- [THE TASK]:
Count the lines below that include the word "recession" and write that number alone.

- [DATA FOR THIS TASK]:
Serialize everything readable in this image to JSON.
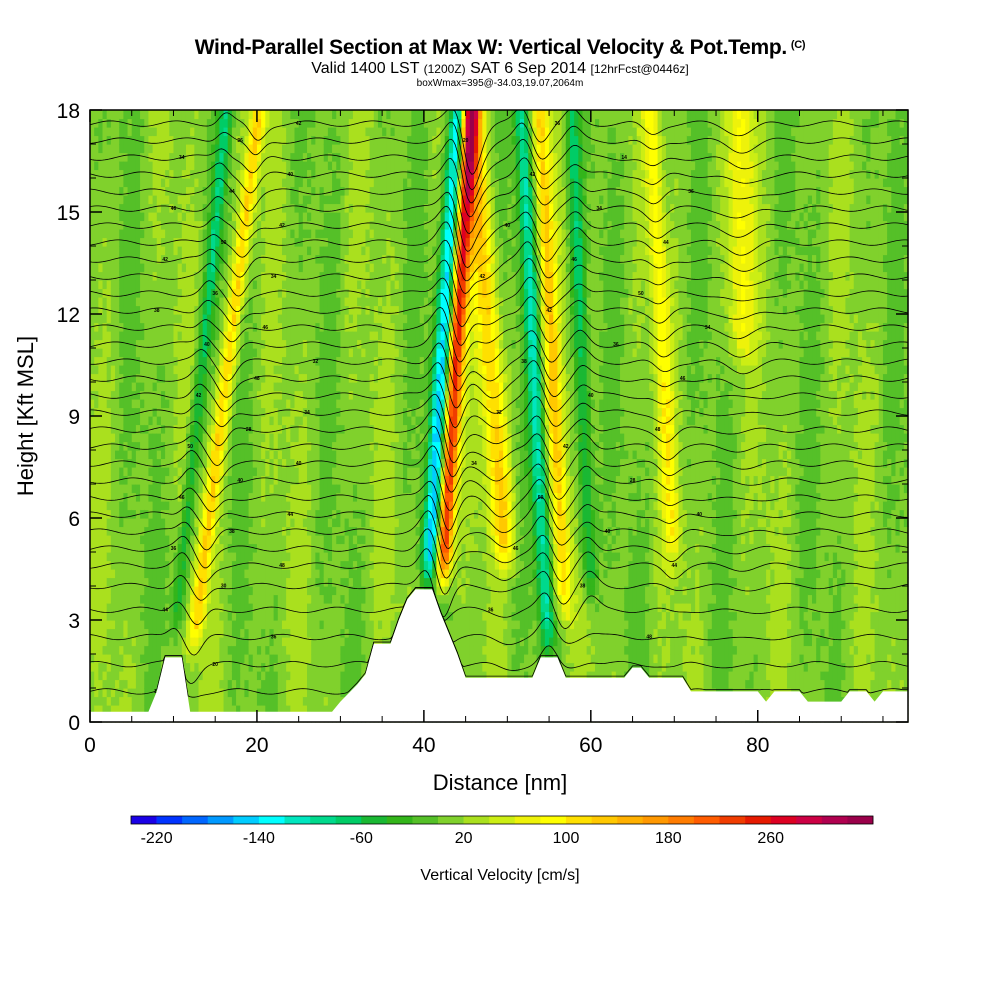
{
  "header": {
    "title": "Wind-Parallel Section at Max W: Vertical Velocity & Pot.Temp.",
    "copyright": "(C)",
    "valid_prefix": "Valid 1400 LST",
    "valid_utc": "(1200Z)",
    "valid_date": "SAT 6 Sep 2014",
    "forecast": "[12hrFcst@0446z]",
    "box_info": "boxWmax=395@-34.03,19.07,2064m"
  },
  "chart_data": {
    "type": "heatmap",
    "title": "Wind-Parallel Section at Max W: Vertical Velocity & Pot.Temp.",
    "xlabel": "Distance [nm]",
    "ylabel": "Height [Kft MSL]",
    "xlim": [
      0,
      98
    ],
    "ylim": [
      0,
      18
    ],
    "x_ticks": [
      0,
      20,
      40,
      60,
      80
    ],
    "y_ticks": [
      0,
      3,
      6,
      9,
      12,
      15,
      18
    ],
    "colorbar": {
      "label": "Vertical Velocity [cm/s]",
      "min": -240,
      "max": 340,
      "step": 20,
      "tick_labels": [
        "-220",
        "-140",
        "-60",
        "20",
        "100",
        "180",
        "260"
      ],
      "tick_values": [
        -220,
        -140,
        -60,
        20,
        100,
        180,
        260
      ],
      "colors": [
        "#1a00e6",
        "#0033ff",
        "#0066ff",
        "#0099ff",
        "#00ccff",
        "#00ffff",
        "#00e6bf",
        "#00d98c",
        "#00cc66",
        "#1ab833",
        "#33b51a",
        "#55c028",
        "#80d12c",
        "#aae01e",
        "#ccee14",
        "#eef20a",
        "#ffff00",
        "#ffe000",
        "#ffc800",
        "#ffb000",
        "#ff9800",
        "#ff7c00",
        "#ff5c00",
        "#f03c00",
        "#e61a00",
        "#dd0022",
        "#cc0044",
        "#b0004f",
        "#9a004a"
      ]
    },
    "background_w": 10,
    "features": [
      {
        "name": "updraft",
        "center_nm": 12,
        "base_kft": 1.5,
        "width_nm": 0.9,
        "peak_cms": 110,
        "tilt": 0.5
      },
      {
        "name": "downdraft",
        "center_nm": 10,
        "base_kft": 2,
        "width_nm": 0.8,
        "peak_cms": -70,
        "tilt": 0.4
      },
      {
        "name": "updraft",
        "center_nm": 42,
        "base_kft": 3.5,
        "width_nm": 1.0,
        "peak_cms": 260,
        "tilt": 0.25
      },
      {
        "name": "downdraft",
        "center_nm": 40.5,
        "base_kft": 3.5,
        "width_nm": 1.1,
        "peak_cms": -170,
        "tilt": 0.25
      },
      {
        "name": "updraft",
        "center_nm": 50,
        "base_kft": 4,
        "width_nm": 1.4,
        "peak_cms": 110,
        "tilt": -0.3
      },
      {
        "name": "downdraft",
        "center_nm": 55,
        "base_kft": 1.5,
        "width_nm": 0.9,
        "peak_cms": -110,
        "tilt": -0.2
      },
      {
        "name": "updraft",
        "center_nm": 57,
        "base_kft": 2.5,
        "width_nm": 1.0,
        "peak_cms": 110,
        "tilt": -0.2
      },
      {
        "name": "downdraft",
        "center_nm": 60,
        "base_kft": 3,
        "width_nm": 0.9,
        "peak_cms": -80,
        "tilt": -0.15
      },
      {
        "name": "updraft",
        "center_nm": 70,
        "base_kft": 4,
        "width_nm": 1.0,
        "peak_cms": 70,
        "tilt": -0.2
      },
      {
        "name": "updraft",
        "center_nm": 78,
        "base_kft": 10,
        "width_nm": 1.6,
        "peak_cms": 65,
        "tilt": 0.0
      }
    ],
    "terrain_kft": [
      [
        0,
        0.3
      ],
      [
        7,
        0.3
      ],
      [
        8,
        0.9
      ],
      [
        9,
        1.9
      ],
      [
        11,
        1.9
      ],
      [
        12,
        0.3
      ],
      [
        22,
        0.3
      ],
      [
        29,
        0.3
      ],
      [
        30,
        0.6
      ],
      [
        32,
        1.1
      ],
      [
        33,
        1.4
      ],
      [
        34,
        2.3
      ],
      [
        36,
        2.3
      ],
      [
        37,
        3.0
      ],
      [
        38,
        3.6
      ],
      [
        39,
        3.9
      ],
      [
        41,
        3.9
      ],
      [
        42,
        3.2
      ],
      [
        43,
        2.6
      ],
      [
        44,
        2.0
      ],
      [
        45,
        1.3
      ],
      [
        48,
        1.3
      ],
      [
        53,
        1.3
      ],
      [
        54,
        1.9
      ],
      [
        56,
        1.9
      ],
      [
        57,
        1.3
      ],
      [
        64,
        1.3
      ],
      [
        65,
        1.6
      ],
      [
        66,
        1.6
      ],
      [
        67,
        1.3
      ],
      [
        71,
        1.3
      ],
      [
        72,
        0.9
      ],
      [
        80,
        0.9
      ],
      [
        81,
        0.6
      ],
      [
        82,
        0.9
      ],
      [
        85,
        0.9
      ],
      [
        86,
        0.6
      ],
      [
        90,
        0.6
      ],
      [
        91,
        0.9
      ],
      [
        93,
        0.9
      ],
      [
        94,
        0.6
      ],
      [
        95,
        0.9
      ],
      [
        98,
        0.9
      ]
    ],
    "theta_contours": {
      "levels_kft": [
        0.9,
        1.7,
        2.5,
        3.3,
        4.0,
        4.6,
        5.1,
        5.6,
        6.1,
        6.6,
        7.1,
        7.6,
        8.1,
        8.6,
        9.1,
        9.6,
        10.1,
        10.6,
        11.1,
        11.6,
        12.1,
        12.6,
        13.1,
        13.6,
        14.1,
        14.6,
        15.1,
        15.6,
        16.1,
        16.6,
        17.1,
        17.6
      ],
      "labels": [
        "14",
        "20",
        "36",
        "44",
        "30",
        "48",
        "36",
        "38",
        "44",
        "46",
        "40",
        "40",
        "50",
        "28",
        "34",
        "42",
        "48",
        "32",
        "40",
        "46",
        "38",
        "36",
        "34",
        "42",
        "50",
        "42",
        "46",
        "44",
        "40",
        "34",
        "36",
        "42"
      ]
    }
  }
}
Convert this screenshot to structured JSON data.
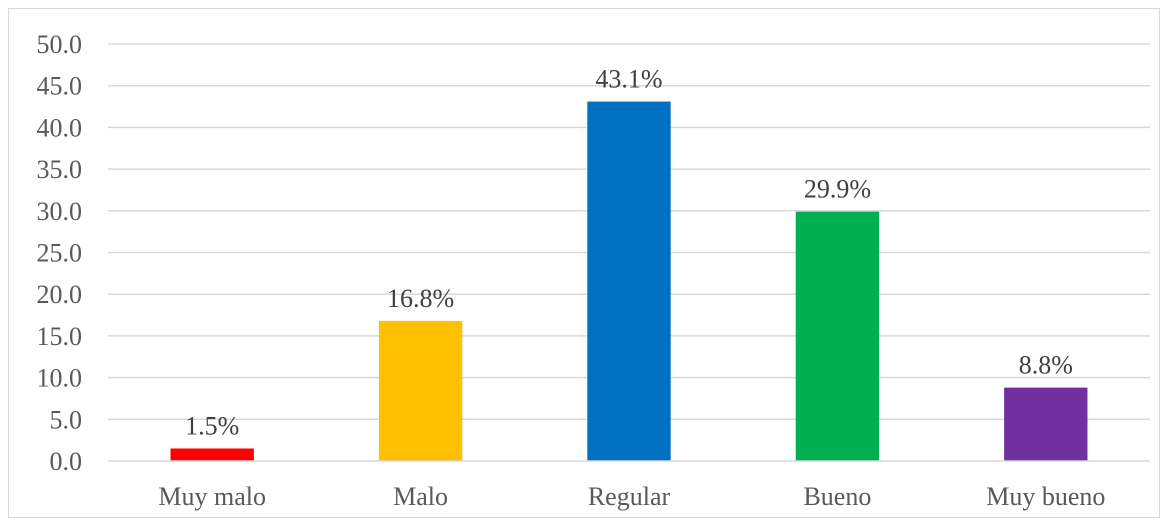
{
  "chart_data": {
    "type": "bar",
    "categories": [
      "Muy malo",
      "Malo",
      "Regular",
      "Bueno",
      "Muy bueno"
    ],
    "values": [
      1.5,
      16.8,
      43.1,
      29.9,
      8.8
    ],
    "data_labels": [
      "1.5%",
      "16.8%",
      "43.1%",
      "29.9%",
      "8.8%"
    ],
    "bar_colors": [
      "#ff0000",
      "#ffc000",
      "#0070c0",
      "#00b050",
      "#7030a0"
    ],
    "ylim": [
      0,
      50
    ],
    "yticks": [
      0,
      5,
      10,
      15,
      20,
      25,
      30,
      35,
      40,
      45,
      50
    ],
    "ytick_labels": [
      "0.0",
      "5.0",
      "10.0",
      "15.0",
      "20.0",
      "25.0",
      "30.0",
      "35.0",
      "40.0",
      "45.0",
      "50.0"
    ],
    "grid": true,
    "gridline_color": "#d9d9d9",
    "axis_color": "#d9d9d9",
    "title": "",
    "xlabel": "",
    "ylabel": "",
    "legend": "none"
  }
}
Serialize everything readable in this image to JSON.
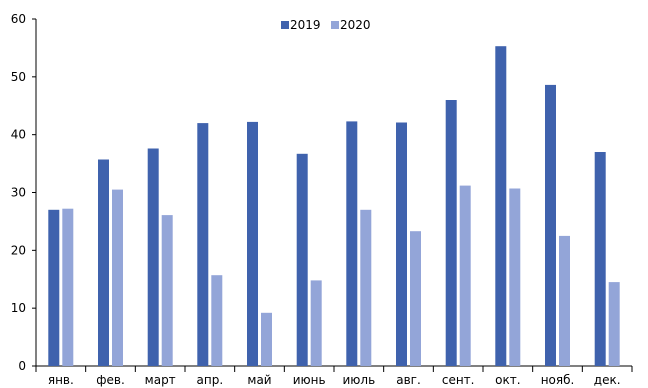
{
  "chart_data": {
    "type": "bar",
    "title": "",
    "xlabel": "",
    "ylabel": "",
    "ylim": [
      0,
      60
    ],
    "yticks": [
      "0",
      "10",
      "20",
      "30",
      "40",
      "50",
      "60"
    ],
    "grid": false,
    "legend_position": "top-center",
    "categories": [
      "янв.",
      "фев.",
      "март",
      "апр.",
      "май",
      "июнь",
      "июль",
      "авг.",
      "сент.",
      "окт.",
      "нояб.",
      "дек."
    ],
    "series": [
      {
        "name": "2019",
        "color": "#3f62ad",
        "values": [
          27.0,
          35.7,
          37.6,
          42.0,
          42.2,
          36.7,
          42.3,
          42.1,
          46.0,
          55.3,
          48.6,
          37.0
        ]
      },
      {
        "name": "2020",
        "color": "#93a5d8",
        "values": [
          27.2,
          30.5,
          26.1,
          15.7,
          9.2,
          14.8,
          27.0,
          23.3,
          31.2,
          30.7,
          22.5,
          14.5
        ]
      }
    ]
  }
}
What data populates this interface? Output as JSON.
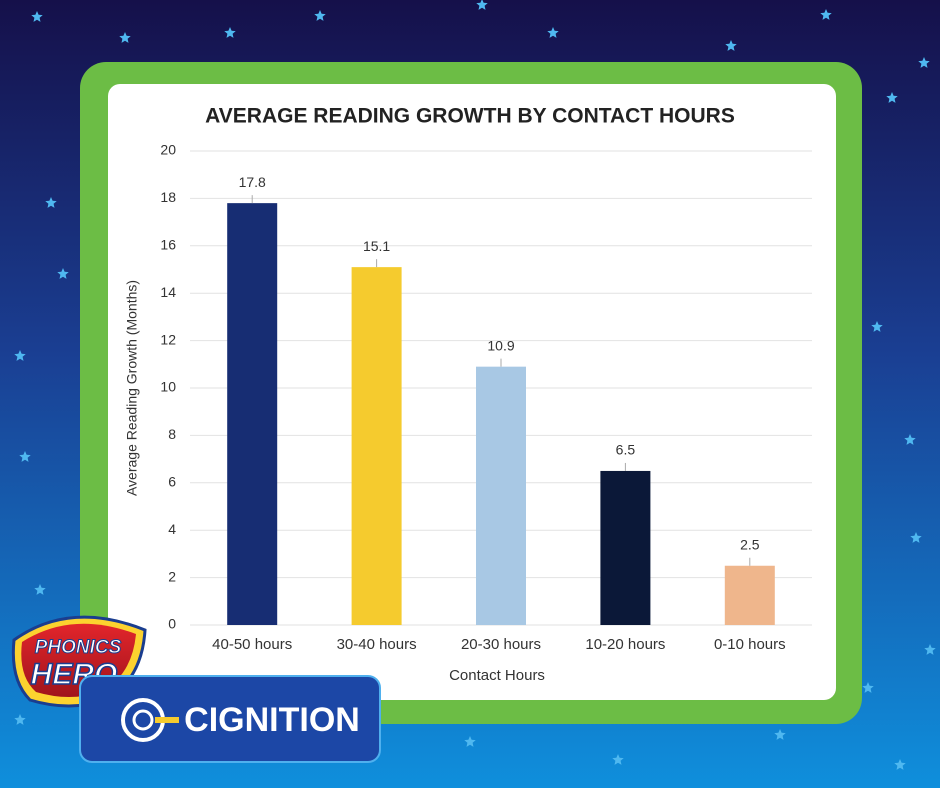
{
  "chart_data": {
    "type": "bar",
    "title": "AVERAGE READING GROWTH BY CONTACT HOURS",
    "x_label": "Contact Hours",
    "y_label": "Average Reading Growth (Months)",
    "categories": [
      "40-50 hours",
      "30-40 hours",
      "20-30 hours",
      "10-20 hours",
      "0-10 hours"
    ],
    "values": [
      17.8,
      15.1,
      10.9,
      6.5,
      2.5
    ],
    "colors": [
      "#172d73",
      "#f5cb2e",
      "#a8c8e4",
      "#0b1838",
      "#efb68c"
    ],
    "ylim": [
      0,
      20
    ],
    "yticks": [
      0,
      2,
      4,
      6,
      8,
      10,
      12,
      14,
      16,
      18,
      20
    ],
    "grid": true
  },
  "logos": {
    "phonics_hero": [
      "PHONICS",
      "HERO"
    ],
    "cignition": "CIGNITION"
  }
}
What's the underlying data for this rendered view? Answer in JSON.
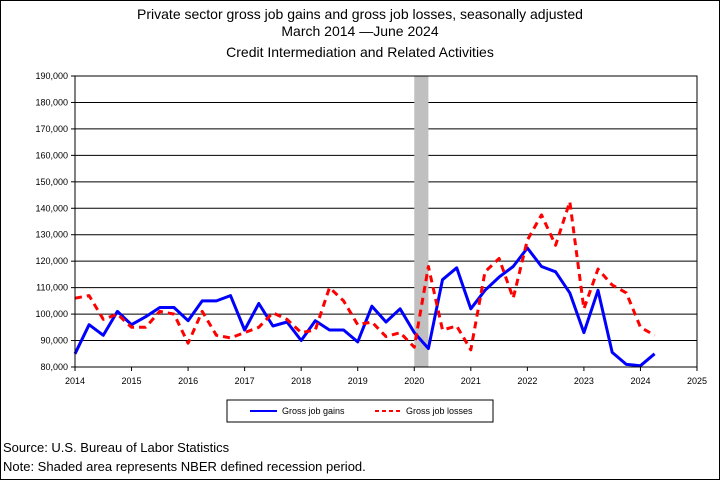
{
  "title_line1": "Private sector gross job gains and gross job losses, seasonally adjusted",
  "title_line2": "March 2014 —June 2024",
  "title_line3": "Credit Intermediation and Related Activities",
  "source": "Source: U.S. Bureau of Labor Statistics",
  "note": "Note: Shaded area represents NBER defined recession period.",
  "chart_data": {
    "type": "line",
    "grid": "horizontal",
    "legend_position": "bottom-center",
    "x_range": [
      2014,
      2025
    ],
    "y_range": [
      80000,
      190000
    ],
    "x_ticks": [
      "2014",
      "2015",
      "2016",
      "2017",
      "2018",
      "2019",
      "2020",
      "2021",
      "2022",
      "2023",
      "2024",
      "2025"
    ],
    "y_ticks": [
      "80,000",
      "90,000",
      "100,000",
      "110,000",
      "120,000",
      "130,000",
      "140,000",
      "150,000",
      "160,000",
      "170,000",
      "180,000",
      "190,000"
    ],
    "recession": {
      "start": 2020.0,
      "end": 2020.25
    },
    "colors": {
      "gains": "#0000ff",
      "losses": "#ff0000",
      "recession": "#c0c0c0"
    },
    "x": [
      2014.0,
      2014.25,
      2014.5,
      2014.75,
      2015.0,
      2015.25,
      2015.5,
      2015.75,
      2016.0,
      2016.25,
      2016.5,
      2016.75,
      2017.0,
      2017.25,
      2017.5,
      2017.75,
      2018.0,
      2018.25,
      2018.5,
      2018.75,
      2019.0,
      2019.25,
      2019.5,
      2019.75,
      2020.0,
      2020.25,
      2020.5,
      2020.75,
      2021.0,
      2021.25,
      2021.5,
      2021.75,
      2022.0,
      2022.25,
      2022.5,
      2022.75,
      2023.0,
      2023.25,
      2023.5,
      2023.75,
      2024.0,
      2024.25
    ],
    "series": [
      {
        "name": "Gross job gains",
        "style": "solid",
        "values": [
          85000,
          96000,
          92000,
          101000,
          96000,
          99000,
          102500,
          102500,
          97500,
          105000,
          105000,
          107000,
          94000,
          104000,
          95500,
          97000,
          90000,
          97500,
          94000,
          94000,
          89500,
          103000,
          97000,
          102000,
          93000,
          87000,
          113000,
          117500,
          102000,
          109000,
          114000,
          118000,
          125000,
          118000,
          116000,
          108000,
          93000,
          109000,
          85500,
          81000,
          80500,
          85000
        ]
      },
      {
        "name": "Gross job losses",
        "style": "dashed",
        "values": [
          106000,
          107000,
          98000,
          100000,
          95000,
          95000,
          101000,
          100000,
          89000,
          101000,
          92000,
          91000,
          93000,
          95000,
          100500,
          98000,
          93000,
          94000,
          110000,
          105000,
          96000,
          97000,
          91500,
          93000,
          87500,
          118000,
          94000,
          95500,
          86500,
          116000,
          121000,
          106000,
          128000,
          137500,
          126000,
          142500,
          102000,
          117000,
          111000,
          108000,
          95000,
          92000
        ]
      }
    ]
  }
}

- [RESPONSE]:
3